BRIEF: Draw out every line with the word "Grand" from the listing below.

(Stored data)
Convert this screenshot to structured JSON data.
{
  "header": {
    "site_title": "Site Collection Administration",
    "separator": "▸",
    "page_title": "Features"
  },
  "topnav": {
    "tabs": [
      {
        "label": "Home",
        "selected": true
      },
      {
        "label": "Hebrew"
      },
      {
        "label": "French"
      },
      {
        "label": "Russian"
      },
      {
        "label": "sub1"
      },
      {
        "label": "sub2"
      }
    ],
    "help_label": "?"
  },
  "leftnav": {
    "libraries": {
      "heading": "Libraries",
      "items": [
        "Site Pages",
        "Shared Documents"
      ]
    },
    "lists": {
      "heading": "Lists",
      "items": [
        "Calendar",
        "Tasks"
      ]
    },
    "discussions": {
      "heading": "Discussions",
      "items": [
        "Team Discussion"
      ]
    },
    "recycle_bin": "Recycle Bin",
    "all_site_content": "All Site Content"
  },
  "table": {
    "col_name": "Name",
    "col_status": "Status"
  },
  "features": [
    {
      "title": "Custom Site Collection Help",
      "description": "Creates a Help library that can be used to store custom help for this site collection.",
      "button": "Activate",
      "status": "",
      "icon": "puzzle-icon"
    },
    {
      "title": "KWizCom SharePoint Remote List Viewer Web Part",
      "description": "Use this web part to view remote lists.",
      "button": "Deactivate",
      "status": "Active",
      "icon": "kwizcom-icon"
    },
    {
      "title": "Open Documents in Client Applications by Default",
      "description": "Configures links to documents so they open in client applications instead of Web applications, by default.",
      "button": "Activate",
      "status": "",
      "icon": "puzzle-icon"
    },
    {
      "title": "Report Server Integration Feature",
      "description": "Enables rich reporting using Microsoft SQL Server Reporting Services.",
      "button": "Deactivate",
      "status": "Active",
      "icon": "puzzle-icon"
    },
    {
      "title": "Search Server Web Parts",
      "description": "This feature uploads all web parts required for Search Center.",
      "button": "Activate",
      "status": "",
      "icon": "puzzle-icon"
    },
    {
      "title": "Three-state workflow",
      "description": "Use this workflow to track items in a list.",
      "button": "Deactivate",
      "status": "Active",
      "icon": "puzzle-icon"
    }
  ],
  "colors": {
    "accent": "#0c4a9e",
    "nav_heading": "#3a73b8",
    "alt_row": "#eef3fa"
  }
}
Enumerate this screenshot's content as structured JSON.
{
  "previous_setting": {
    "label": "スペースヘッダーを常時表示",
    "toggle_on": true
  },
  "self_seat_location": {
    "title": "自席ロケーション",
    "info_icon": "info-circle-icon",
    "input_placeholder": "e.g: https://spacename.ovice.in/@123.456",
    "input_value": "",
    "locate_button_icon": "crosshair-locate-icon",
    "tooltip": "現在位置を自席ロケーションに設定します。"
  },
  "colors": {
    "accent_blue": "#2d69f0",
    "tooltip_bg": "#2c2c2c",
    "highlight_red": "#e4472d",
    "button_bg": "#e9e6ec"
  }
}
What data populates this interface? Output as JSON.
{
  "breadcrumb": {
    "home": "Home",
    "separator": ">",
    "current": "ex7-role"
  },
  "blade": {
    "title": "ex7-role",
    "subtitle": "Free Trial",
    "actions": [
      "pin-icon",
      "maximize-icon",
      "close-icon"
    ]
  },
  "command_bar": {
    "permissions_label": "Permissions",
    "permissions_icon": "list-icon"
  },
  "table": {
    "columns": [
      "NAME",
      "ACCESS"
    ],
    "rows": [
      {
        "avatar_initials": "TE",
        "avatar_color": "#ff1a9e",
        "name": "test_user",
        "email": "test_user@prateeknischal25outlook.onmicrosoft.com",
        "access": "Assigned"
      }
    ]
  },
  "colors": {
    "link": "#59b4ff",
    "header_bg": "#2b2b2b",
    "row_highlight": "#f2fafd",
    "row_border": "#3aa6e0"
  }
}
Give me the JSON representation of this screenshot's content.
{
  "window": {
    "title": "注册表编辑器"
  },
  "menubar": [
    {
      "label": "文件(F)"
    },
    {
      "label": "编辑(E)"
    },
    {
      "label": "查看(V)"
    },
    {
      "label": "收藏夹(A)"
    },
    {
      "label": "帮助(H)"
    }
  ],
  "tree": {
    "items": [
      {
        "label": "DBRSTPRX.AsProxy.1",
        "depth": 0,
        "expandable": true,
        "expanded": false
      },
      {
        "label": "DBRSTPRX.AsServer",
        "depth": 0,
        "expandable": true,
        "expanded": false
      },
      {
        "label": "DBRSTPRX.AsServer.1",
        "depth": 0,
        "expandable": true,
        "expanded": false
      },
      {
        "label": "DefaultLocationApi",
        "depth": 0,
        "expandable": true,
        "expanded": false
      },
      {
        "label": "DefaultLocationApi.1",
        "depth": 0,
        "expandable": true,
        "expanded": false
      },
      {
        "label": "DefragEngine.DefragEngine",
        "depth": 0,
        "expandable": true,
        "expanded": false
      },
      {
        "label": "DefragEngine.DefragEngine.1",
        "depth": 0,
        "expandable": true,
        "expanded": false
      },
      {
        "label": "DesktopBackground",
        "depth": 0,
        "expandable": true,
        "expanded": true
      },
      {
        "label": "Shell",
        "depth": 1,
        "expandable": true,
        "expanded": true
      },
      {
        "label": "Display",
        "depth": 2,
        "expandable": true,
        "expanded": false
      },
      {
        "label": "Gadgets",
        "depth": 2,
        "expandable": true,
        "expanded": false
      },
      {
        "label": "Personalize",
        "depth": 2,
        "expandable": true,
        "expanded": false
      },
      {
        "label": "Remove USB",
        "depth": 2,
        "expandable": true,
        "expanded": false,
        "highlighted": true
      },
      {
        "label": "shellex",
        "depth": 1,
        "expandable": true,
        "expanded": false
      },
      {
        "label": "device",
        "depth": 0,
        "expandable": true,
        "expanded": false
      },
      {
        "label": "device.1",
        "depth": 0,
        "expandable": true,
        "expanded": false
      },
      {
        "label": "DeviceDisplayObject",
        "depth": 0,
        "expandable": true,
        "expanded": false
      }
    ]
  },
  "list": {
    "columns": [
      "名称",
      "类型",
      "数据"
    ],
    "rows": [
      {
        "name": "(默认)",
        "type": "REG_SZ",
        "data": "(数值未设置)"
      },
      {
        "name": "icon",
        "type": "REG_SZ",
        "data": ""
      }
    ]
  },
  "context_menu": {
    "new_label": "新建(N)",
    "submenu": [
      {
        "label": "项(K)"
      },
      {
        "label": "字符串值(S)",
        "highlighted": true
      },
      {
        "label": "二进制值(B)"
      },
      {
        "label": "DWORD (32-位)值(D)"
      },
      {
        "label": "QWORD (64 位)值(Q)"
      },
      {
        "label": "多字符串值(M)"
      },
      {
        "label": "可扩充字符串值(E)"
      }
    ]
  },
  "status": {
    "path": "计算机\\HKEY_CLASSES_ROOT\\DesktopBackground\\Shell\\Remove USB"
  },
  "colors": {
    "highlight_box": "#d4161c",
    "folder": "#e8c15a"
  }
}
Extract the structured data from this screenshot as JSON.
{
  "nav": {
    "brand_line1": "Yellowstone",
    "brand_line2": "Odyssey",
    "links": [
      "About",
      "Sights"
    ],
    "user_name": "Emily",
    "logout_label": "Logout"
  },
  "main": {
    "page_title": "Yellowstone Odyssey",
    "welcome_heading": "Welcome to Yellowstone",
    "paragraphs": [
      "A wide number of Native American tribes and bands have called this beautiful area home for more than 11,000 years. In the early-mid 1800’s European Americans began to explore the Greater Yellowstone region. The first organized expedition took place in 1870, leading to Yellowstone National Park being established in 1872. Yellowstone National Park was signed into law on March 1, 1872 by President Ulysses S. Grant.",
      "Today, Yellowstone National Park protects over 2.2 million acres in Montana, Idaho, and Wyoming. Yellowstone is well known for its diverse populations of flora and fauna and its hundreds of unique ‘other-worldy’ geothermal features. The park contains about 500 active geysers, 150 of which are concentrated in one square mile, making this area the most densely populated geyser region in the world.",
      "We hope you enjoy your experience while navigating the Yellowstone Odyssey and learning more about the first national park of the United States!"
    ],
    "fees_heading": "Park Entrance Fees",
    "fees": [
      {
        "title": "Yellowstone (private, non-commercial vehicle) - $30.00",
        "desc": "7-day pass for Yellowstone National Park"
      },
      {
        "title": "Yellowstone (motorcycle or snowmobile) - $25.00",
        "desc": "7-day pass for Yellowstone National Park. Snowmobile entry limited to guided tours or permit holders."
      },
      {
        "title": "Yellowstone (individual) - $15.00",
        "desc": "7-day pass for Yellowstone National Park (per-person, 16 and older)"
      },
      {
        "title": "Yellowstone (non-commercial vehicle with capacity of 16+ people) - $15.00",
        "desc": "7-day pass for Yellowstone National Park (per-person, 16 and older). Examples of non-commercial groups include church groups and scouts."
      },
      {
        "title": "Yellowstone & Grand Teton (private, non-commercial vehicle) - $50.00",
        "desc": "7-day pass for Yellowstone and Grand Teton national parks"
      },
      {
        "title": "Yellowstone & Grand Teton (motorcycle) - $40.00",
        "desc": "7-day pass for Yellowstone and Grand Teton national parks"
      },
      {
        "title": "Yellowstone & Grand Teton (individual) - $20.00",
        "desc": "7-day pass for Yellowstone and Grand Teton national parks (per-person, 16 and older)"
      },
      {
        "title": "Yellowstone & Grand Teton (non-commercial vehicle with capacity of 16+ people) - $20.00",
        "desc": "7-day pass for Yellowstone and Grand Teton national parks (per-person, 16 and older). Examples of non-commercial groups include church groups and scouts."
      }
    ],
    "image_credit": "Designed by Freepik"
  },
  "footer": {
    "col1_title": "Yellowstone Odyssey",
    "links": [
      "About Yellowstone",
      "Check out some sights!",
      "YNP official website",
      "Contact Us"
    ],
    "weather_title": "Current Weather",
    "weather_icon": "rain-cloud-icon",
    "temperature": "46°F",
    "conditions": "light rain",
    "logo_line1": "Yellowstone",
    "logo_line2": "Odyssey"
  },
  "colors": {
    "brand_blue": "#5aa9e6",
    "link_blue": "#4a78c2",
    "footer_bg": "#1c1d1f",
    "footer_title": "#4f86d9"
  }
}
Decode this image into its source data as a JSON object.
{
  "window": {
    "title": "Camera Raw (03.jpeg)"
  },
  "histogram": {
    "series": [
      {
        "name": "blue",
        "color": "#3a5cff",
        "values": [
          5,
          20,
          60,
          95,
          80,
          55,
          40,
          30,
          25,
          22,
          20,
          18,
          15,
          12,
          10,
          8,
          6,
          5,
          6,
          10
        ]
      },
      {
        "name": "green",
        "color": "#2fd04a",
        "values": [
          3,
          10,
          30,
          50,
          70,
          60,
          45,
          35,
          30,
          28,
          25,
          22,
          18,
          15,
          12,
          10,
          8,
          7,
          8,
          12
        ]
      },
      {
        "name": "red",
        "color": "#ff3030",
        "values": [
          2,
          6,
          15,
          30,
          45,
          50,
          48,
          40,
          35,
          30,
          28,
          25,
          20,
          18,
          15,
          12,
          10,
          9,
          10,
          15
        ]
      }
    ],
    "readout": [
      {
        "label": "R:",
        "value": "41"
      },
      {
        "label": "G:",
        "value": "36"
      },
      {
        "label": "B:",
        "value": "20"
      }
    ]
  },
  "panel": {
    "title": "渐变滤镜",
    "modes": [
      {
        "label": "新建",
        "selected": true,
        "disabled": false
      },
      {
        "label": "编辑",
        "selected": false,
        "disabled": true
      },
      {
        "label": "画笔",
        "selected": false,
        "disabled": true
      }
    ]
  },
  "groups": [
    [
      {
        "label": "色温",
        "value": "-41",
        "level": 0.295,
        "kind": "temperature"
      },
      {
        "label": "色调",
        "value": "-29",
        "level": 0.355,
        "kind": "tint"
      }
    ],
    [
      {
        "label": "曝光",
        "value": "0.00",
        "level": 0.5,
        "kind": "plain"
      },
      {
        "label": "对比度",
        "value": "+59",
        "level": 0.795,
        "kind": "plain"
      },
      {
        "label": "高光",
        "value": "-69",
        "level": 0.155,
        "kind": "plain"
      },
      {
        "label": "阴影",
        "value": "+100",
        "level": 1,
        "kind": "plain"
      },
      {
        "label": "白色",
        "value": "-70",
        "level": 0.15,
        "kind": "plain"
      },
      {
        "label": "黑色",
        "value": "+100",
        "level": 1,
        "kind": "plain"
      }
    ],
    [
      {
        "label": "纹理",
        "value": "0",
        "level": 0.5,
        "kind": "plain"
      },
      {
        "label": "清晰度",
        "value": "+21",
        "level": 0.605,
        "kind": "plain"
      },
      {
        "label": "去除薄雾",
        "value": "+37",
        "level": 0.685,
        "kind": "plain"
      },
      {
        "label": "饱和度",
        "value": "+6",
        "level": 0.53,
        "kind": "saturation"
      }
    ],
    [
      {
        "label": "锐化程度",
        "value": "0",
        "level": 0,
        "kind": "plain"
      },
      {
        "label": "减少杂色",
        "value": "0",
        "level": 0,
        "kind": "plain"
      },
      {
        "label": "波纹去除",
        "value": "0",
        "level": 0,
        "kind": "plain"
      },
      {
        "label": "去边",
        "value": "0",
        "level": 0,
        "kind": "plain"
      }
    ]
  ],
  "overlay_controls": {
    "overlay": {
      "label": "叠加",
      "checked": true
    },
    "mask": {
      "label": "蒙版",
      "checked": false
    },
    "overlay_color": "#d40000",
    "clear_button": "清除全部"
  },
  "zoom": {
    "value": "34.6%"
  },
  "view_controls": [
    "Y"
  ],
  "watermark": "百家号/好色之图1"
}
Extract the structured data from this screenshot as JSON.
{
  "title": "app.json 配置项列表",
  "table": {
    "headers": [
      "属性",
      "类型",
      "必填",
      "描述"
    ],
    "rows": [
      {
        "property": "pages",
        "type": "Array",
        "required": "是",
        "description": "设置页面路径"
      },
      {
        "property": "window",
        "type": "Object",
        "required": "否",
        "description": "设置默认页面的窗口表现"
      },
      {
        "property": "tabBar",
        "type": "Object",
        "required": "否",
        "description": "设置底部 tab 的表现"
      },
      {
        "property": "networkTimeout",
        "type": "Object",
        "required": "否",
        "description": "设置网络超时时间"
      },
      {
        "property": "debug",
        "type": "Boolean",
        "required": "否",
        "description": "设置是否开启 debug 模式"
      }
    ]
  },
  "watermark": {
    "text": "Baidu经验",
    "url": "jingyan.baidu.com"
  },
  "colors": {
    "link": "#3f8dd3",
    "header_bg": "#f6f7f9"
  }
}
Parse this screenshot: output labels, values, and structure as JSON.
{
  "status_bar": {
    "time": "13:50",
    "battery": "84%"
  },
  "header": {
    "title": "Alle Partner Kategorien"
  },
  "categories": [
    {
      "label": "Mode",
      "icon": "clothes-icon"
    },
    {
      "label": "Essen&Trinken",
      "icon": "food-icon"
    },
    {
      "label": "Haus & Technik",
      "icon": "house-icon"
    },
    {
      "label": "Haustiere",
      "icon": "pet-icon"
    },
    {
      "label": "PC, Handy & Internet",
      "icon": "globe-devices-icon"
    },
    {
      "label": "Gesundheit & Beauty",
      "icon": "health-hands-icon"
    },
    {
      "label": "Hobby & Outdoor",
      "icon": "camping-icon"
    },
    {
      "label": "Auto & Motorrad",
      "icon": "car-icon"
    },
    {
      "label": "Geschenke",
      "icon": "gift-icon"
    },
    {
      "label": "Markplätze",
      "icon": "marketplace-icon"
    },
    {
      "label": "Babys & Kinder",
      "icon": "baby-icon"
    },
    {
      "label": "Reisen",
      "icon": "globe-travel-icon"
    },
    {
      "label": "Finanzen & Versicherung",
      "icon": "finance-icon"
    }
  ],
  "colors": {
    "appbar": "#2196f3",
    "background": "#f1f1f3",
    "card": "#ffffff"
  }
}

RESPONSE TO THIS EXERCISE:
        "title": "Yellowstone & Grand Teton (private, non-commercial vehicle) - $50.00",
        "desc": "7-day pass for Yellowstone and Grand Teton national parks"
        "title": "Yellowstone & Grand Teton (motorcycle) - $40.00",
        "desc": "7-day pass for Yellowstone and Grand Teton national parks"
        "title": "Yellowstone & Grand Teton (individual) - $20.00",
        "desc": "7-day pass for Yellowstone and Grand Teton national parks (per-person, 16 and older)"
        "title": "Yellowstone & Grand Teton (non-commercial vehicle with capacity of 16+ people) - $20.00",
        "desc": "7-day pass for Yellowstone and Grand Teton national parks (per-person, 16 and older). Examples of non-commercial groups include church groups and scouts."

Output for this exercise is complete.